**WORK INSTRUCTIONS**.
Retype all of the material below word for word, leaving every line unchanged.

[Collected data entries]
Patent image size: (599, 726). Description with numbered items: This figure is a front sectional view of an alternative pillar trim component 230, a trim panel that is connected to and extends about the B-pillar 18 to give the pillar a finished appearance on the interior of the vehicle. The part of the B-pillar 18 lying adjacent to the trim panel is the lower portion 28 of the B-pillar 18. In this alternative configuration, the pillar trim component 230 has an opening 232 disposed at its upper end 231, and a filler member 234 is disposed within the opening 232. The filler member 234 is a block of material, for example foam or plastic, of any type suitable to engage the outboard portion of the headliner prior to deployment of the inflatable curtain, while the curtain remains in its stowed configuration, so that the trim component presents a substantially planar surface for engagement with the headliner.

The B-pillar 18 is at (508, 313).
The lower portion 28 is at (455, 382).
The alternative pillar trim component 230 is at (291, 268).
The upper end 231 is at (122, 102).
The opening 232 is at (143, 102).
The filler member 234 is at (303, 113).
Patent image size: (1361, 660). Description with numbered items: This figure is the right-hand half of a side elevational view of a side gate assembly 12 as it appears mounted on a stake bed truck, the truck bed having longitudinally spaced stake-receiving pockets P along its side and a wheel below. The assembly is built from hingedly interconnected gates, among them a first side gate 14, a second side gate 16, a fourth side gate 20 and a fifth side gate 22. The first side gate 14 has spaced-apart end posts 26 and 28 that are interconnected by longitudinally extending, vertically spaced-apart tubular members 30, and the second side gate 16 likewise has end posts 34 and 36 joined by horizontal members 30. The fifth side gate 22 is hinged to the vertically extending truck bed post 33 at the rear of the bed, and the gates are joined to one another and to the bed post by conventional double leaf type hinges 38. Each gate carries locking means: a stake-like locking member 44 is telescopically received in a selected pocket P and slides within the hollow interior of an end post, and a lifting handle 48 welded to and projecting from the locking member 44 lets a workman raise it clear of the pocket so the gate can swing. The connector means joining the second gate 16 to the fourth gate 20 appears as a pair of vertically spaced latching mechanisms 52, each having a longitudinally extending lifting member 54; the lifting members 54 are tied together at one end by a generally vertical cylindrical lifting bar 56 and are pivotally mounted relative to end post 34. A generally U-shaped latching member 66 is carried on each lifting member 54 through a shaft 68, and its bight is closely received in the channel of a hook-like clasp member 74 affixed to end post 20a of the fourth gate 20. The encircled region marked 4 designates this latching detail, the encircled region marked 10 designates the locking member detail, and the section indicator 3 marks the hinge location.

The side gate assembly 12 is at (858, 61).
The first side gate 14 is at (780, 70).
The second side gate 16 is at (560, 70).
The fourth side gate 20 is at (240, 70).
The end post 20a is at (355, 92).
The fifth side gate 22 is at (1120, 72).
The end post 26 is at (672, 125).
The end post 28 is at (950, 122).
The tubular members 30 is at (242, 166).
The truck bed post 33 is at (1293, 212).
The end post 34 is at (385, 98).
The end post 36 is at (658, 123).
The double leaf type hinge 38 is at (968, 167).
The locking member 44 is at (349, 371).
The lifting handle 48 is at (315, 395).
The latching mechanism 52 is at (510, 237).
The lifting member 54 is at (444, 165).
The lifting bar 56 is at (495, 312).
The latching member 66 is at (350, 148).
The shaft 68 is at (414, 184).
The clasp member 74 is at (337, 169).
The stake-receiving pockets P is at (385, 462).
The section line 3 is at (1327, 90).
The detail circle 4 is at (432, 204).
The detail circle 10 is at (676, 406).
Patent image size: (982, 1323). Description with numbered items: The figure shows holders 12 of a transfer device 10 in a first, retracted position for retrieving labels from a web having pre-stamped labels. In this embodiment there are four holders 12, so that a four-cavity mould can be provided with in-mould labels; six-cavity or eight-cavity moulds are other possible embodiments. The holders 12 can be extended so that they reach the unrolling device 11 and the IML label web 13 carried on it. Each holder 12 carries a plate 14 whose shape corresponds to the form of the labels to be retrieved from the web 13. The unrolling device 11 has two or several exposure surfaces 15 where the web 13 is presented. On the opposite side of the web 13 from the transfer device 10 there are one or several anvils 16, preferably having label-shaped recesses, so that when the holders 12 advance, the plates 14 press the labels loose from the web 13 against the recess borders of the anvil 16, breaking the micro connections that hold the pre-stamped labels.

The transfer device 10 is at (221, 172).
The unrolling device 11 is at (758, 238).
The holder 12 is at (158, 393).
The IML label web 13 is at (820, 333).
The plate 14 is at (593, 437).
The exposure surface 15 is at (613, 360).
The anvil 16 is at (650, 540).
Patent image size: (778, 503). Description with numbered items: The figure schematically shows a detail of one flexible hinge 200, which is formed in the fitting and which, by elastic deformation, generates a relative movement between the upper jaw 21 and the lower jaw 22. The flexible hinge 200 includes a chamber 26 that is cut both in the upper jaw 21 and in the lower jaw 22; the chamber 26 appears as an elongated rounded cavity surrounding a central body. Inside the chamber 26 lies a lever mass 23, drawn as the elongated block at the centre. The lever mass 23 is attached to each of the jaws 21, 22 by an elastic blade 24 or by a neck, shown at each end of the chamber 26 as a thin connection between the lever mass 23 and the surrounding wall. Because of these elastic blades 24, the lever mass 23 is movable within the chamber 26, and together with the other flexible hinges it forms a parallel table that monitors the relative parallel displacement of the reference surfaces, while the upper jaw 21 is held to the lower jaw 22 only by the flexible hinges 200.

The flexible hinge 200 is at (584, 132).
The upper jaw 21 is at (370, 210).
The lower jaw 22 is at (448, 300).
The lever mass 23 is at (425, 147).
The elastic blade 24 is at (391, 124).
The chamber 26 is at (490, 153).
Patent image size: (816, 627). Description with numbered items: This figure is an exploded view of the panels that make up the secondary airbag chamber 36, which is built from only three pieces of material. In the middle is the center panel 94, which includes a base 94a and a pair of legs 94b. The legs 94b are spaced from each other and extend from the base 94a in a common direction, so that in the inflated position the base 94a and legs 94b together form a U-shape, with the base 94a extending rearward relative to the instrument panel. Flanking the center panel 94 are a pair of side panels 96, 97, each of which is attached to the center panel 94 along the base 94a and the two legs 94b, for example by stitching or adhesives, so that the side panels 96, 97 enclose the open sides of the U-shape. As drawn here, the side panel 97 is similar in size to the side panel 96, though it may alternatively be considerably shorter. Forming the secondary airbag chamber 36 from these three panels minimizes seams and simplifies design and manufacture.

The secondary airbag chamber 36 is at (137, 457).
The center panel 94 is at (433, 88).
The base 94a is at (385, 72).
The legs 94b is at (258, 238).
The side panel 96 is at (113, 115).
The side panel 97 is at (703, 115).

**TASK SOLUTION**.
Patent image size: (599, 726). Description with numbered items: This figure is a front sectional view of an alternative pillar trim component 230, a trim panel that is connected to and extends about the B-pillar 18 to give the pillar a finished appearance on the interior of the vehicle. The part of the B-pillar 18 lying adjacent to the trim panel is the lower portion 28 of the B-pillar 18. In this alternative configuration, the pillar trim component 230 has an opening 232 disposed at its upper end 231, and a filler member 234 is disposed within the opening 232. The filler member 234 is a block of material, for example foam or plastic, of any type suitable to engage the outboard portion of the headliner prior to deployment of the inflatable curtain, while the curtain remains in its stowed configuration, so that the trim component presents a substantially planar surface for engagement with the headliner.

The B-pillar 18 is at (508, 313).
The lower portion 28 is at (455, 382).
The alternative pillar trim component 230 is at (291, 268).
The upper end 231 is at (122, 102).
The opening 232 is at (143, 102).
The filler member 234 is at (303, 113).
Patent image size: (1361, 660). Description with numbered items: This figure is the right-hand half of a side elevational view of a side gate assembly 12 as it appears mounted on a stake bed truck, the truck bed having longitudinally spaced stake-receiving pockets P along its side and a wheel below. The assembly is built from hingedly interconnected gates, among them a first side gate 14, a second side gate 16, a fourth side gate 20 and a fifth side gate 22. The first side gate 14 has spaced-apart end posts 26 and 28 that are interconnected by longitudinally extending, vertically spaced-apart tubular members 30, and the second side gate 16 likewise has end posts 34 and 36 joined by horizontal members 30. The fifth side gate 22 is hinged to the vertically extending truck bed post 33 at the rear of the bed, and the gates are joined to one another and to the bed post by conventional double leaf type hinges 38. Each gate carries locking means: a stake-like locking member 44 is telescopically received in a selected pocket P and slides within the hollow interior of an end post, and a lifting handle 48 welded to and projecting from the locking member 44 lets a workman raise it clear of the pocket so the gate can swing. The connector means joining the second gate 16 to the fourth gate 20 appears as a pair of vertically spaced latching mechanisms 52, each having a longitudinally extending lifting member 54; the lifting members 54 are tied together at one end by a generally vertical cylindrical lifting bar 56 and are pivotally mounted relative to end post 34. A generally U-shaped latching member 66 is carried on each lifting member 54 through a shaft 68, and its bight is closely received in the channel of a hook-like clasp member 74 affixed to end post 20a of the fourth gate 20. The encircled region marked 4 designates this latching detail, the encircled region marked 10 designates the locking member detail, and the section indicator 3 marks the hinge location.

The side gate assembly 12 is at (858, 61).
The first side gate 14 is at (780, 70).
The second side gate 16 is at (560, 70).
The fourth side gate 20 is at (240, 70).
The end post 20a is at (355, 92).
The fifth side gate 22 is at (1120, 72).
The end post 26 is at (672, 125).
The end post 28 is at (950, 122).
The tubular members 30 is at (242, 166).
The truck bed post 33 is at (1293, 212).
The end post 34 is at (385, 98).
The end post 36 is at (658, 123).
The double leaf type hinge 38 is at (968, 167).
The locking member 44 is at (349, 371).
The lifting handle 48 is at (315, 395).
The latching mechanism 52 is at (510, 237).
The lifting member 54 is at (444, 165).
The lifting bar 56 is at (495, 312).
The latching member 66 is at (350, 148).
The shaft 68 is at (414, 184).
The clasp member 74 is at (337, 169).
The stake-receiving pockets P is at (385, 462).
The section line 3 is at (1327, 90).
The detail circle 4 is at (432, 204).
The detail circle 10 is at (676, 406).
Patent image size: (982, 1323). Description with numbered items: The figure shows holders 12 of a transfer device 10 in a first, retracted position for retrieving labels from a web having pre-stamped labels. In this embodiment there are four holders 12, so that a four-cavity mould can be provided with in-mould labels; six-cavity or eight-cavity moulds are other possible embodiments. The holders 12 can be extended so that they reach the unrolling device 11 and the IML label web 13 carried on it. Each holder 12 carries a plate 14 whose shape corresponds to the form of the labels to be retrieved from the web 13. The unrolling device 11 has two or several exposure surfaces 15 where the web 13 is presented. On the opposite side of the web 13 from the transfer device 10 there are one or several anvils 16, preferably having label-shaped recesses, so that when the holders 12 advance, the plates 14 press the labels loose from the web 13 against the recess borders of the anvil 16, breaking the micro connections that hold the pre-stamped labels.

The transfer device 10 is at (221, 172).
The unrolling device 11 is at (758, 238).
The holder 12 is at (158, 393).
The IML label web 13 is at (820, 333).
The plate 14 is at (593, 437).
The exposure surface 15 is at (613, 360).
The anvil 16 is at (650, 540).
Patent image size: (778, 503). Description with numbered items: The figure schematically shows a detail of one flexible hinge 200, which is formed in the fitting and which, by elastic deformation, generates a relative movement between the upper jaw 21 and the lower jaw 22. The flexible hinge 200 includes a chamber 26 that is cut both in the upper jaw 21 and in the lower jaw 22; the chamber 26 appears as an elongated rounded cavity surrounding a central body. Inside the chamber 26 lies a lever mass 23, drawn as the elongated block at the centre. The lever mass 23 is attached to each of the jaws 21, 22 by an elastic blade 24 or by a neck, shown at each end of the chamber 26 as a thin connection between the lever mass 23 and the surrounding wall. Because of these elastic blades 24, the lever mass 23 is movable within the chamber 26, and together with the other flexible hinges it forms a parallel table that monitors the relative parallel displacement of the reference surfaces, while the upper jaw 21 is held to the lower jaw 22 only by the flexible hinges 200.

The flexible hinge 200 is at (584, 132).
The upper jaw 21 is at (370, 210).
The lower jaw 22 is at (448, 300).
The lever mass 23 is at (425, 147).
The elastic blade 24 is at (391, 124).
The chamber 26 is at (490, 153).
Patent image size: (816, 627). Description with numbered items: This figure is an exploded view of the panels that make up the secondary airbag chamber 36, which is built from only three pieces of material. In the middle is the center panel 94, which includes a base 94a and a pair of legs 94b. The legs 94b are spaced from each other and extend from the base 94a in a common direction, so that in the inflated position the base 94a and legs 94b together form a U-shape, with the base 94a extending rearward relative to the instrument panel. Flanking the center panel 94 are a pair of side panels 96, 97, each of which is attached to the center panel 94 along the base 94a and the two legs 94b, for example by stitching or adhesives, so that the side panels 96, 97 enclose the open sides of the U-shape. As drawn here, the side panel 97 is similar in size to the side panel 96, though it may alternatively be considerably shorter. Forming the secondary airbag chamber 36 from these three panels minimizes seams and simplifies design and manufacture.

The secondary airbag chamber 36 is at (137, 457).
The center panel 94 is at (433, 88).
The base 94a is at (385, 72).
The legs 94b is at (258, 238).
The side panel 96 is at (113, 115).
The side panel 97 is at (703, 115).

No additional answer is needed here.